Task to carry out:
Every record below should be transcribed exactly. Omit the images.

___ Source material ___

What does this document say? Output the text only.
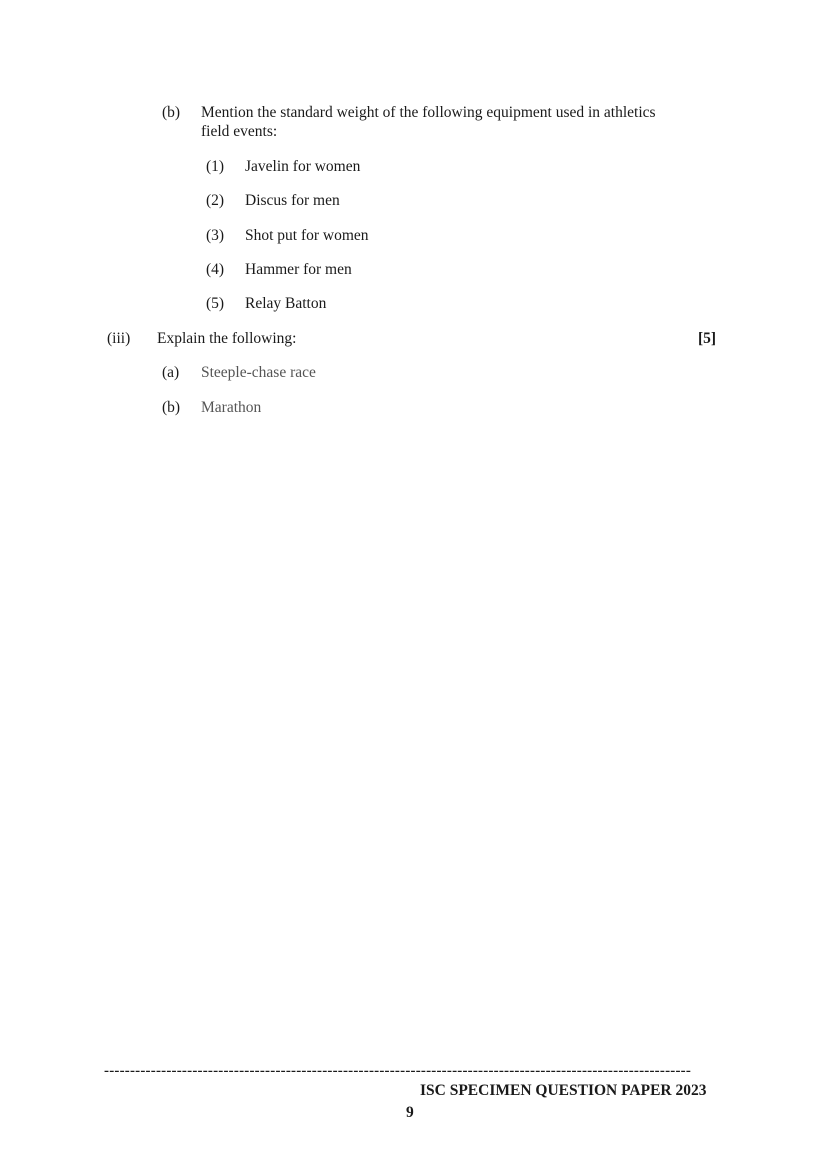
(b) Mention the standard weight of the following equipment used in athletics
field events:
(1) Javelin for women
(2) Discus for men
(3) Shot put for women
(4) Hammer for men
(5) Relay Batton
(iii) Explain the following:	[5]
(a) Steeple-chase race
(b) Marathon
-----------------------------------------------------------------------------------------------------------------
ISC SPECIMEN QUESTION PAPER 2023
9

___

Written response:
What does this document say? Output the text only.
(b) Mention the standard weight of the following equipment used in athletics
field events:
(1) Javelin for women
(2) Discus for men
(3) Shot put for women
(4) Hammer for men
(5) Relay Batton
(iii) Explain the following:	[5]
(a) Steeple-chase race
(b) Marathon
-----------------------------------------------------------------------------------------------------------------
ISC SPECIMEN QUESTION PAPER 2023
9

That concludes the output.